Stored dataset items
◇ ◇ ◇ ◇ ◇

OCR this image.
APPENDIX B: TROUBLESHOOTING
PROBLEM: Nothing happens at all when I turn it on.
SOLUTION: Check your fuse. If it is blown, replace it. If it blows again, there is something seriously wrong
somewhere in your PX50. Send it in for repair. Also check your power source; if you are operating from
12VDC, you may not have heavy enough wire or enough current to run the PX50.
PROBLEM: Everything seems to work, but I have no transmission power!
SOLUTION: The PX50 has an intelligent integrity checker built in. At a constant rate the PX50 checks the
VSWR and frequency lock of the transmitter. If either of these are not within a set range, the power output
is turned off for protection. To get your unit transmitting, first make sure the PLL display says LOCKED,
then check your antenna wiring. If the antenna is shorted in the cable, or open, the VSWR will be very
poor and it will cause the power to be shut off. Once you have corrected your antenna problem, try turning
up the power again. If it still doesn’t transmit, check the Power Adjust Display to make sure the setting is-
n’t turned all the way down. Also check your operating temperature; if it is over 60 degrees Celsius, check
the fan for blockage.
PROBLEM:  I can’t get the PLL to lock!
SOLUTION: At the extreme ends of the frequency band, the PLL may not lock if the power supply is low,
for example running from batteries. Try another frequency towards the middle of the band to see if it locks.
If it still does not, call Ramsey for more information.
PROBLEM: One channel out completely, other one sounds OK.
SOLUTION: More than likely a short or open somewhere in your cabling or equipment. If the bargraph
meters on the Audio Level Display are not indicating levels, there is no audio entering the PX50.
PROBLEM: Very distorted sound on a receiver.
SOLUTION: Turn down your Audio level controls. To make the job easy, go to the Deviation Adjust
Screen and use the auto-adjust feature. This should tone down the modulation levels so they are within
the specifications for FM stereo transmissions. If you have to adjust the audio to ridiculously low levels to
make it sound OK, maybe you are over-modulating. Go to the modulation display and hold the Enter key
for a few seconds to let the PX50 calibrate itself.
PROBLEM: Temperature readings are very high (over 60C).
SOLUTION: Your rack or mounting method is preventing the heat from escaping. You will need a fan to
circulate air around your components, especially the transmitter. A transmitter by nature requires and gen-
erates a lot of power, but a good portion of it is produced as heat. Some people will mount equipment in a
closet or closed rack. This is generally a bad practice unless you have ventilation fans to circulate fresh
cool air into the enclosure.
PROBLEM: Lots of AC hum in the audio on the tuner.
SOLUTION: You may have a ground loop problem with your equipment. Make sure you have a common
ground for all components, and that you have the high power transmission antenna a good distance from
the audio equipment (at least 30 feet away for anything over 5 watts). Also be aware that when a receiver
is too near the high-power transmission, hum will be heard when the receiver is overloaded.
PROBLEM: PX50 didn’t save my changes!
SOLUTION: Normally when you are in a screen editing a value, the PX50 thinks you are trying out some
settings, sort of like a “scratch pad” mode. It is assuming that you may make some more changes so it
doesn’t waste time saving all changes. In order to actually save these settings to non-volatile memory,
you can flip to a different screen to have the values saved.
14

◇ ◇ ◇ ◇ ◇

_Aim of the exercise_
Your task is to transcribe the listing above in full, exactly as given.

_Expected output_
OCR this image.
APPENDIX B: TROUBLESHOOTING
PROBLEM: Nothing happens at all when I turn it on.
SOLUTION: Check your fuse. If it is blown, replace it. If it blows again, there is something seriously wrong
somewhere in your PX50. Send it in for repair. Also check your power source; if you are operating from
12VDC, you may not have heavy enough wire or enough current to run the PX50.
PROBLEM: Everything seems to work, but I have no transmission power!
SOLUTION: The PX50 has an intelligent integrity checker built in. At a constant rate the PX50 checks the
VSWR and frequency lock of the transmitter. If either of these are not within a set range, the power output
is turned off for protection. To get your unit transmitting, first make sure the PLL display says LOCKED,
then check your antenna wiring. If the antenna is shorted in the cable, or open, the VSWR will be very
poor and it will cause the power to be shut off. Once you have corrected your antenna problem, try turning
up the power again. If it still doesn’t transmit, check the Power Adjust Display to make sure the setting is-
n’t turned all the way down. Also check your operating temperature; if it is over 60 degrees Celsius, check
the fan for blockage.
PROBLEM:  I can’t get the PLL to lock!
SOLUTION: At the extreme ends of the frequency band, the PLL may not lock if the power supply is low,
for example running from batteries. Try another frequency towards the middle of the band to see if it locks.
If it still does not, call Ramsey for more information.
PROBLEM: One channel out completely, other one sounds OK.
SOLUTION: More than likely a short or open somewhere in your cabling or equipment. If the bargraph
meters on the Audio Level Display are not indicating levels, there is no audio entering the PX50.
PROBLEM: Very distorted sound on a receiver.
SOLUTION: Turn down your Audio level controls. To make the job easy, go to the Deviation Adjust
Screen and use the auto-adjust feature. This should tone down the modulation levels so they are within
the specifications for FM stereo transmissions. If you have to adjust the audio to ridiculously low levels to
make it sound OK, maybe you are over-modulating. Go to the modulation display and hold the Enter key
for a few seconds to let the PX50 calibrate itself.
PROBLEM: Temperature readings are very high (over 60C).
SOLUTION: Your rack or mounting method is preventing the heat from escaping. You will need a fan to
circulate air around your components, especially the transmitter. A transmitter by nature requires and gen-
erates a lot of power, but a good portion of it is produced as heat. Some people will mount equipment in a
closet or closed rack. This is generally a bad practice unless you have ventilation fans to circulate fresh
cool air into the enclosure.
PROBLEM: Lots of AC hum in the audio on the tuner.
SOLUTION: You may have a ground loop problem with your equipment. Make sure you have a common
ground for all components, and that you have the high power transmission antenna a good distance from
the audio equipment (at least 30 feet away for anything over 5 watts). Also be aware that when a receiver
is too near the high-power transmission, hum will be heard when the receiver is overloaded.
PROBLEM: PX50 didn’t save my changes!
SOLUTION: Normally when you are in a screen editing a value, the PX50 thinks you are trying out some
settings, sort of like a “scratch pad” mode. It is assuming that you may make some more changes so it
doesn’t waste time saving all changes. In order to actually save these settings to non-volatile memory,
you can flip to a different screen to have the values saved.
14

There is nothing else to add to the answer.